#### [Teks Kutipan]
Koordinator Bidang Advokasi BPJS Watch Timboel Siregar menambahkan, kenaikan iuran peserta JKN-KIS merupakan keniscayaan yang harus dilakukan untuk mengatasi defisit BPJS Kesehatan. Namun, persoalan lebih fundamental untuk memastikan keberlanjutan program ini ialah perbaikan data kepesertaan.
Perpres ini bisa dilawan lagi oleh masyarakat. Mereka tetap saja memiliki peluang untuk menggugat kenaikan ini ke Mahkamah Agung. Kan, repot sekali urusannya.
“Pemerintah seharusnya bisa menyelesaikan akar masalah. Data sangat menentukan, namun dibiarkan tidak ter-update. Saya tidak melihat cleansing data dilakukan setiap bulan seperti yang diatur dalam Peraturan Pemerintah Nomor 76 tahun 2015,” tuturnya.
Timboel menambahkan, jika cleansing data pada data peserta penerima bantuan iuran (PBI) berjalan, masyarakat yang tidak mampu yang masuk di peserta mandiri kelas 3 bisa didaftarkan langsung ke segmen PBI. Sementara, peserta yang mampu tak perlu diberikan subsidi. Dalam Undang-Undang Sistem Jaminan Sosial Nasional dan Undang Undang Badan Penyelenggara Jaminan Sosial pun mengatur pemerintah hanya menanggung iuran bagi warga miskin.
Dalam Peraturan Presiden Nomor 64 Tahun 2020 tertulis, besaran iuran peserta mandiri kelas 3 mulai Juli 2020 akan menjadi Rp 42.000. Namun, pemerintah akan memberikan bantuan subsidi Rp 16.500 sehingga peserta kelas tiga cukup membayar Rp 25.500. Subsidi ini akan diberikan sepanjang 2020, sementara mulai 2021 subsidi akan berkurang menjadi Rp 7.000 sehingga iuran yang perlu dibayar peserta menjadi Rp 35.000.
“Di tengah pandemi ini, pekerja informal yang banyak terdaftar di peserta mandiri kelas satu dan kelas dua dalam keadaan amat sulit ekonominya. Kondisi ini bisa memicu terjadi tunggakan karena besarnya kenaikan iuran yang diberlakukan. Masih banyak cara mengatasi defisit, bukan dengan menaikkan iuran apalagi di tengah resesi ekonomi saat ini,” kata Timboel.
Kepala Humas BPJS Kesehatan M Iqbal Anas Ma’ruf menuturkan, secara rinci jumlah peserta mandiri yang terdaftar dalam program JKN-KIS sebanyak 35.143.158 orang. Dari jumlah itu, sekitar 61 persen atau 21.641.470 orang masuk sebagai peserta mandiri kelas 3. Setidaknya, tiap bulan pemerintah akan memberi subsidi lebih dari Rp 346 miliar bagi semua peserta mandiri kelas tiga.

#### [Tugas yang Dikerjakan]
A: Jawablah pertanyaan berikut berdasarkan teks tentang iuran JKN-KIS.
(i) Peraturan Pemerintah nomor dan tahun berapa yang disebut mengatur cleansing data setiap bulan?
(ii) Berapa iuran yang perlu dibayar peserta mandiri kelas 3 mulai 2021?
(iii) Berapa jumlah peserta mandiri yang terdaftar dalam program JKN-KIS?
B: Ganti "cleansing data" dengan "pembersihan data" pada bagian teks tentang iuran JKN-KIS yang dimulai dengan "Timboel menambahkan, jika" dan berlanjut hingga "menjadi Rp 35.000.", lalu tuliskan bagian itu seluruhnya.
C: Sebutkan semua peraturan dan undang-undang yang disebut namanya dalam teks tentang iuran JKN-KIS.

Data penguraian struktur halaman

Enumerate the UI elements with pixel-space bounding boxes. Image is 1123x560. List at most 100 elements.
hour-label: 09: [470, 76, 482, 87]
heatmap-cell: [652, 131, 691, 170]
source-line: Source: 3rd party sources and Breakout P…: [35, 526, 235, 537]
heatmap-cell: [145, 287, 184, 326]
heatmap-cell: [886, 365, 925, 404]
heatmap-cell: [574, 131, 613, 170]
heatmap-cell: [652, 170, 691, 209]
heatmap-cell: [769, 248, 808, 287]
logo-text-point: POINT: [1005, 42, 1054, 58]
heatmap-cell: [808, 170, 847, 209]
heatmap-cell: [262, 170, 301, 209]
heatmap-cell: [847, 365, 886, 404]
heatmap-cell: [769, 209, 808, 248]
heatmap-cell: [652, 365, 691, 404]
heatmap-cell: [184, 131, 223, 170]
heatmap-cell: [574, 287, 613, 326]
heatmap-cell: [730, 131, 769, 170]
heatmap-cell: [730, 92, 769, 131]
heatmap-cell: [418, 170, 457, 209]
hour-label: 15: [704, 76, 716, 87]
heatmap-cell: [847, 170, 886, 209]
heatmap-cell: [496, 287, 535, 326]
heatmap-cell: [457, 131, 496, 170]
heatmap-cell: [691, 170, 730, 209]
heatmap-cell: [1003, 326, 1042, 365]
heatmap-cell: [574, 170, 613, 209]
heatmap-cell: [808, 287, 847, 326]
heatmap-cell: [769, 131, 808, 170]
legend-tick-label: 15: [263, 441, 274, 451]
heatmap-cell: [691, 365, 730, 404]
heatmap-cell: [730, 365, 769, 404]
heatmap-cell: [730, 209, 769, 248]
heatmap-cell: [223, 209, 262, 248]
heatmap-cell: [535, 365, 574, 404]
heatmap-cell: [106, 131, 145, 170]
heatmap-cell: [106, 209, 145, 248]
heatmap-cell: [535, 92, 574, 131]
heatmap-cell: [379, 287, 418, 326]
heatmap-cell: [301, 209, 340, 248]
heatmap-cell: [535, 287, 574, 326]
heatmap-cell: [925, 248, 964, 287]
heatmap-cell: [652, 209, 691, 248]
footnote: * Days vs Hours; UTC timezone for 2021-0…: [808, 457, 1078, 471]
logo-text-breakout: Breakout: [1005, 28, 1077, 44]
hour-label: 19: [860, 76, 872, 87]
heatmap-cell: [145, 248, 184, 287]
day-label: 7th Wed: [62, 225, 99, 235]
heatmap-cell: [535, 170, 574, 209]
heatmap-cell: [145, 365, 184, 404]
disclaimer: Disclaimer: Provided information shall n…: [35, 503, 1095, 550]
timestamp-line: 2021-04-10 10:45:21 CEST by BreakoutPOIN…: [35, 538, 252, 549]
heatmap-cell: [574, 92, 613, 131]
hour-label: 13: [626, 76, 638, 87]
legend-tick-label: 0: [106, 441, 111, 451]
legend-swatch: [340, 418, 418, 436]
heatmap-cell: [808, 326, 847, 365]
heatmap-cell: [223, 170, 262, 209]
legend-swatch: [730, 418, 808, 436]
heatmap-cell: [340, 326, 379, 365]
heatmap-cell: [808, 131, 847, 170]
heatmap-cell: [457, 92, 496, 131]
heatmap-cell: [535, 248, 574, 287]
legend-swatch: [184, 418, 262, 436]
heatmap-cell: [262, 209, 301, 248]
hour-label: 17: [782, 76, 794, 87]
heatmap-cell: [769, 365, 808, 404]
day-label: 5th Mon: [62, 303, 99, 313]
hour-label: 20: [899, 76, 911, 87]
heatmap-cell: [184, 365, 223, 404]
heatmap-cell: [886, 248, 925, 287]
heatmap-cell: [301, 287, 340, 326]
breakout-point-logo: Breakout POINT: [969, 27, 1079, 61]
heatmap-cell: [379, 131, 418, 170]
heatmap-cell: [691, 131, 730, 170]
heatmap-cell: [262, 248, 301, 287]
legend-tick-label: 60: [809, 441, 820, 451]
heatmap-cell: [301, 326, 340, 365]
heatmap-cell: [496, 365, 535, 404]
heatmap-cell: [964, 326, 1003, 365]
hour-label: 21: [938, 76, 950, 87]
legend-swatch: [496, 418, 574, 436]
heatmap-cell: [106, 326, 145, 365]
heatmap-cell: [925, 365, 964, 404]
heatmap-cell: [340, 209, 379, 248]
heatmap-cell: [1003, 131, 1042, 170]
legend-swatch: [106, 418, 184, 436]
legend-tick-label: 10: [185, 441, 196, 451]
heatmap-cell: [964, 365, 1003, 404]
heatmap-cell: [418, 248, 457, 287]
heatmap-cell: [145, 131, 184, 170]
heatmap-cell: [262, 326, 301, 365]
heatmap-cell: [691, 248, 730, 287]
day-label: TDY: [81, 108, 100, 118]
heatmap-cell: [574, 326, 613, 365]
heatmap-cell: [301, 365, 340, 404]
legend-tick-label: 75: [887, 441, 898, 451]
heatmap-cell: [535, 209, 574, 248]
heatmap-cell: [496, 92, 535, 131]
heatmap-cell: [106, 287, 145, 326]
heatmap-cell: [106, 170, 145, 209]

#### [Jawaban di Bawah]
A:
(i) Peraturan Pemerintah Nomor 76 tahun 2015.
(ii) Rp 35.000.
(iii) 35.143.158 orang.

B:
Timboel menambahkan, jika pembersihan data pada data peserta penerima bantuan iuran (PBI) berjalan, masyarakat yang tidak mampu yang masuk di peserta mandiri kelas 3 bisa didaftarkan langsung ke segmen PBI. Sementara, peserta yang mampu tak perlu diberikan subsidi. Dalam Undang-Undang Sistem Jaminan Sosial Nasional dan Undang Undang Badan Penyelenggara Jaminan Sosial pun mengatur pemerintah hanya menanggung iuran bagi warga miskin.
Dalam Peraturan Presiden Nomor 64 Tahun 2020 tertulis, besaran iuran peserta mandiri kelas 3 mulai Juli 2020 akan menjadi Rp 42.000. Namun, pemerintah akan memberikan bantuan subsidi Rp 16.500 sehingga peserta kelas tiga cukup membayar Rp 25.500. Subsidi ini akan diberikan sepanjang 2020, sementara mulai 2021 subsidi akan berkurang menjadi Rp 7.000 sehingga iuran yang perlu dibayar peserta menjadi Rp 35.000.

C:
Peraturan Pemerintah Nomor 76 tahun 2015
Undang-Undang Sistem Jaminan Sosial Nasional
Undang Undang Badan Penyelenggara Jaminan Sosial
Peraturan Presiden Nomor 64 Tahun 2020